Exercise goal:
Copy the rows between the line containing "Decompose this screenshot" and the line containing "harness-line-art xyxy=(0,492,679,792)", inclusive, reproducing them precisely.

Spatial annotation records
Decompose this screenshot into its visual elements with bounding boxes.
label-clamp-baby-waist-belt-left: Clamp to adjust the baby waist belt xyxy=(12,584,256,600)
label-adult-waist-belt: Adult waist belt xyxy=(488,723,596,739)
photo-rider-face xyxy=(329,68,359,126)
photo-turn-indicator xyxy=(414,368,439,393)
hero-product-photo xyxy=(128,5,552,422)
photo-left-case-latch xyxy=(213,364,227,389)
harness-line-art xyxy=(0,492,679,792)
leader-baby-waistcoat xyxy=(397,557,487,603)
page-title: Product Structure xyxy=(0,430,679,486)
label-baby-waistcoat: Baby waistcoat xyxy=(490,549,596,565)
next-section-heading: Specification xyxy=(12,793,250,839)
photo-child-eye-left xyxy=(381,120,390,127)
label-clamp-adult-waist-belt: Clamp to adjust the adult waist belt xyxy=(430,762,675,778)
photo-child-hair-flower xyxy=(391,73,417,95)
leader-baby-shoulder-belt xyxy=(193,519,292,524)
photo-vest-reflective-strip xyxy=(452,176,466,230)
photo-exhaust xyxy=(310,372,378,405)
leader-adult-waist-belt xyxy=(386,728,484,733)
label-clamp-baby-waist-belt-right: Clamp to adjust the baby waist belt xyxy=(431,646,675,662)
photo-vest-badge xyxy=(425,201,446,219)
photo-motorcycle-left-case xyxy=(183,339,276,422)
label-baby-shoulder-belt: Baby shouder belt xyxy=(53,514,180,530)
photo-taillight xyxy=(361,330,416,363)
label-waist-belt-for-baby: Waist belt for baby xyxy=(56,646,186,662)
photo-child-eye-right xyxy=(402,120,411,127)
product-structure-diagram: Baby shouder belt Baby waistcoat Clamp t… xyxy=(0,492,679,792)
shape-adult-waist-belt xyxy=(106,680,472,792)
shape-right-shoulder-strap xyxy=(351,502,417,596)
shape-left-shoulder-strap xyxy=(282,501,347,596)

--

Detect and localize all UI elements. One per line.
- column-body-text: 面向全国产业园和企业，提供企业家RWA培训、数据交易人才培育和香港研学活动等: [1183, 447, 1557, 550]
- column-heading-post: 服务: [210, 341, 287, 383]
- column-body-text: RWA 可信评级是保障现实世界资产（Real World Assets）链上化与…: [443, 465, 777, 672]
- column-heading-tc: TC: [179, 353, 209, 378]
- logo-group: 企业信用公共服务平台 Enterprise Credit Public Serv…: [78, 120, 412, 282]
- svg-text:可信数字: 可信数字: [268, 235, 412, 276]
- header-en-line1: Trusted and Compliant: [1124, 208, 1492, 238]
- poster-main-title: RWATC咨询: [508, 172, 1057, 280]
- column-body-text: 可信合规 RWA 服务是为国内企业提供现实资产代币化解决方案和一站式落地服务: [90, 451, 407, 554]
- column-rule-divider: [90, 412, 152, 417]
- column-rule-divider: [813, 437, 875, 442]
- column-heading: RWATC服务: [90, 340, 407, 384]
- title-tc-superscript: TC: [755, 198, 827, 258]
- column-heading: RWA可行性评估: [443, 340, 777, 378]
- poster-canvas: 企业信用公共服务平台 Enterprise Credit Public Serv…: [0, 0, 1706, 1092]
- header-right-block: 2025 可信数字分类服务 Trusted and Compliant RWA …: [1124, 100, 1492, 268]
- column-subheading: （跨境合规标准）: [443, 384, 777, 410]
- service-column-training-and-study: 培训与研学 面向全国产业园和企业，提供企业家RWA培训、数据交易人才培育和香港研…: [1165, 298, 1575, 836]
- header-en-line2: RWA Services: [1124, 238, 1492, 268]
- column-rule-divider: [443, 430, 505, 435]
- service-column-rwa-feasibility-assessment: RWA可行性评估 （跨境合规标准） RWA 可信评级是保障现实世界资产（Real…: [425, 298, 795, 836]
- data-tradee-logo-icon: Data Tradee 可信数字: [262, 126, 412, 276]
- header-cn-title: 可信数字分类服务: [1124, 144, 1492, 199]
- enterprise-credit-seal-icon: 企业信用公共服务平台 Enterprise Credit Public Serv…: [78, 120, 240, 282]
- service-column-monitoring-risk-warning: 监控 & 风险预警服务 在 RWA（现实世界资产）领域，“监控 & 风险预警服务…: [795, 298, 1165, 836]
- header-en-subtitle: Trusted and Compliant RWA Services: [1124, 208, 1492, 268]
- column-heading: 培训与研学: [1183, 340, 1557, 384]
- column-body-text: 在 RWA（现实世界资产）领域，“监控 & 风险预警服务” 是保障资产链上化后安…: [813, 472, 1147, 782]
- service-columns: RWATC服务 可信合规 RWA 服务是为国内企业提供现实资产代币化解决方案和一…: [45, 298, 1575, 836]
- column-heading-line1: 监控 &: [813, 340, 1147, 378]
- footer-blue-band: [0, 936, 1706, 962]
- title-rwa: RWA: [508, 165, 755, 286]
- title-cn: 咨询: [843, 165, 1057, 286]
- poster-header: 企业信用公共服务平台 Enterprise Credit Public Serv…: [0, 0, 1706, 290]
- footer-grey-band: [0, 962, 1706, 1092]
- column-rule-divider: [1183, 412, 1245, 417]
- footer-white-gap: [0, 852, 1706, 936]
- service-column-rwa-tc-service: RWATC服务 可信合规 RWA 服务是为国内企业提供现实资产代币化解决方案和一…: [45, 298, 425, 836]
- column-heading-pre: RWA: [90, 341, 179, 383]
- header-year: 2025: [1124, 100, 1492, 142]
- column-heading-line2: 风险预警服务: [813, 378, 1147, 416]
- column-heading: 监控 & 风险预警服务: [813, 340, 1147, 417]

...

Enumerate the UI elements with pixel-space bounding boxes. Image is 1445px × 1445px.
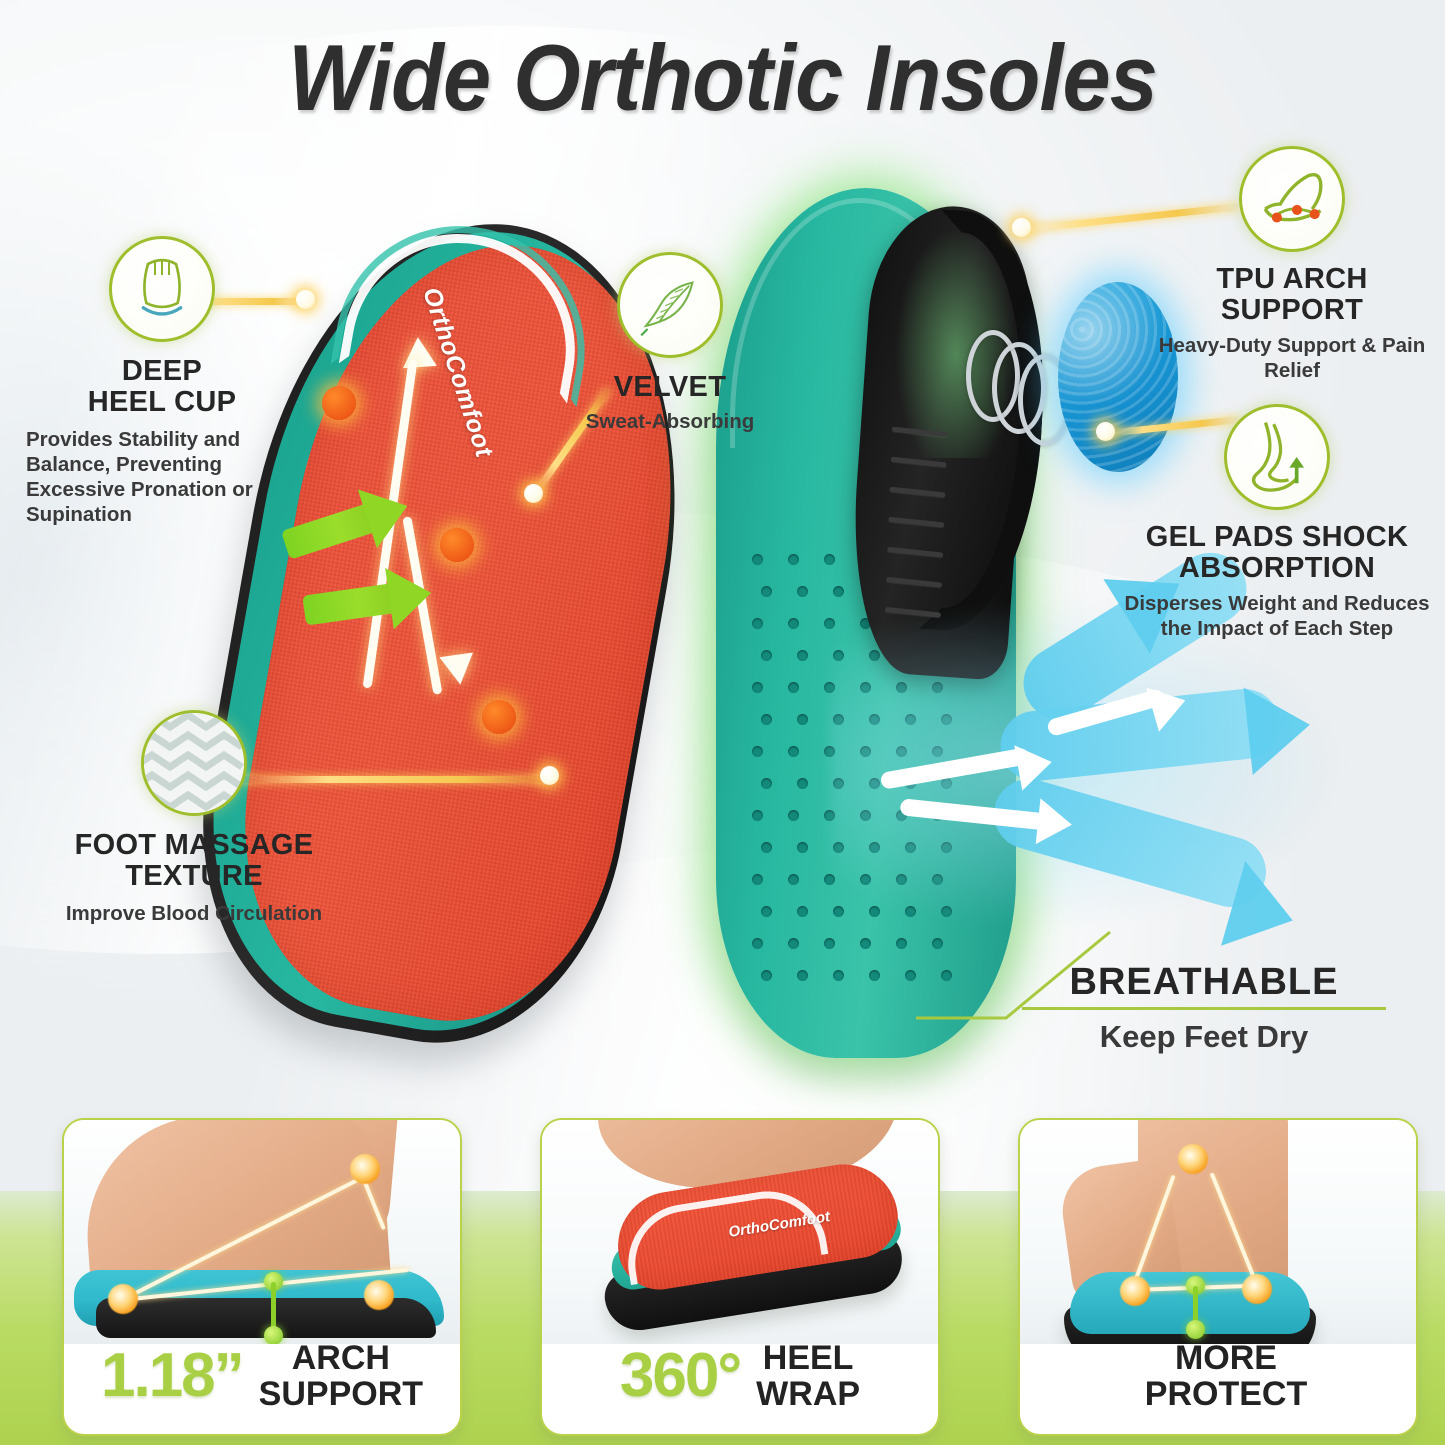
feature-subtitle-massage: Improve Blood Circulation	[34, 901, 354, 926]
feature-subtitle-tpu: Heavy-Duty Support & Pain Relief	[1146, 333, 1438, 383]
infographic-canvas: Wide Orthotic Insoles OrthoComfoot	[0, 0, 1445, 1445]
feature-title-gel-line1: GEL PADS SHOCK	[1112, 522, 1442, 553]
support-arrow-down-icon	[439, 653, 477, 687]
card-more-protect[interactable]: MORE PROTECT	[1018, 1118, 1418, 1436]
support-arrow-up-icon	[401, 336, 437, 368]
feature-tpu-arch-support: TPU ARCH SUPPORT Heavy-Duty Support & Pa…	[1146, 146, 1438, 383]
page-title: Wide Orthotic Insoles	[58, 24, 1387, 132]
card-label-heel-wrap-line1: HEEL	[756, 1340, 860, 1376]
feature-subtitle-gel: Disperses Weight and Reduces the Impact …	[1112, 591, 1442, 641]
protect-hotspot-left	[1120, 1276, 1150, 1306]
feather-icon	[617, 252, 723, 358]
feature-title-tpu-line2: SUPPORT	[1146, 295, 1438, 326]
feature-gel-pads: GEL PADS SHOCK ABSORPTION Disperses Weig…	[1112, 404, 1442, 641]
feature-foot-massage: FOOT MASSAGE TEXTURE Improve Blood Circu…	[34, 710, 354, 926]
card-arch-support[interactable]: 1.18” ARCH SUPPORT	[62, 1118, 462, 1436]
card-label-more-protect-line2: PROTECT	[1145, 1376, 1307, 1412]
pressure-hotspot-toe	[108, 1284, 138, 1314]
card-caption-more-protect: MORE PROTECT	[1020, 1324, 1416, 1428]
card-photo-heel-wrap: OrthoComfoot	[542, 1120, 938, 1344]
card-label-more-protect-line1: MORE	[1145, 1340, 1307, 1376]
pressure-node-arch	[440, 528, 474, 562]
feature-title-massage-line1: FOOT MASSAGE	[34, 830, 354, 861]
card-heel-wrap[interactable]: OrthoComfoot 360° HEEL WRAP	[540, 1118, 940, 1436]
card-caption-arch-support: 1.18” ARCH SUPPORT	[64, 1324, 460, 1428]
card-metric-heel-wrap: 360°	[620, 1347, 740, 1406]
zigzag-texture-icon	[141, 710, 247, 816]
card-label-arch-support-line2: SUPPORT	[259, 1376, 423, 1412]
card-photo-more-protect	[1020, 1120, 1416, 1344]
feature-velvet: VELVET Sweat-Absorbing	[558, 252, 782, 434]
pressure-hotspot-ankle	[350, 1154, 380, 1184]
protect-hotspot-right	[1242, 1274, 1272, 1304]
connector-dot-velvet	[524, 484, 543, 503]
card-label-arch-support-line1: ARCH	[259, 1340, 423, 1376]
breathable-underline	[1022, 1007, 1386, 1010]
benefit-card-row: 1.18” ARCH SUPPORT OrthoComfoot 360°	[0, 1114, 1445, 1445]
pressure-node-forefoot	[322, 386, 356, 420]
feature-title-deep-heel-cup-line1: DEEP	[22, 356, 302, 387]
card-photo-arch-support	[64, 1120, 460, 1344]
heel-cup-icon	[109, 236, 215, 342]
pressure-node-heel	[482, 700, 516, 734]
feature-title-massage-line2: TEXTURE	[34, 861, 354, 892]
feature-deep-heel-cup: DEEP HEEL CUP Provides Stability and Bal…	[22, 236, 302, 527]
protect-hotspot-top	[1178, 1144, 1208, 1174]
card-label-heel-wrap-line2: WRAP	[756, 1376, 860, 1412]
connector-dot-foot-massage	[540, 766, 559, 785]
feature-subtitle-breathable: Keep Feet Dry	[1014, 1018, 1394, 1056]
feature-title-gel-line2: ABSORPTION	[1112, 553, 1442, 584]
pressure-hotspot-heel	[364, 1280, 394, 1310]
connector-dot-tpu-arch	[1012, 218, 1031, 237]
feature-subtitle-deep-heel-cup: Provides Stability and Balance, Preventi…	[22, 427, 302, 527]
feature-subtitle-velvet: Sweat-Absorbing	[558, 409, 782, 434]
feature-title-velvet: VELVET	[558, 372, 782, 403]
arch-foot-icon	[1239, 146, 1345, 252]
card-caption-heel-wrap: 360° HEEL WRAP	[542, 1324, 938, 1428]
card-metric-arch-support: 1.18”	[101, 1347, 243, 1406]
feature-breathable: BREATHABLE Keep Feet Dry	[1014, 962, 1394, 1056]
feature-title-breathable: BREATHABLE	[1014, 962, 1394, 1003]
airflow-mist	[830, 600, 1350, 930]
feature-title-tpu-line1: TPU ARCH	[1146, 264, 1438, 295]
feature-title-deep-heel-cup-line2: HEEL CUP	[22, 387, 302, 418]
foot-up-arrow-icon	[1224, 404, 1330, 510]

Exercise result:
Decompose this screenshot into its visual elements with bounding boxes.
label-clamp-baby-waist-belt-left: Clamp to adjust the baby waist belt xyxy=(12,584,256,600)
label-adult-waist-belt: Adult waist belt xyxy=(488,723,596,739)
photo-rider-face xyxy=(329,68,359,126)
photo-turn-indicator xyxy=(414,368,439,393)
hero-product-photo xyxy=(128,5,552,422)
photo-left-case-latch xyxy=(213,364,227,389)
harness-line-art xyxy=(0,492,679,792)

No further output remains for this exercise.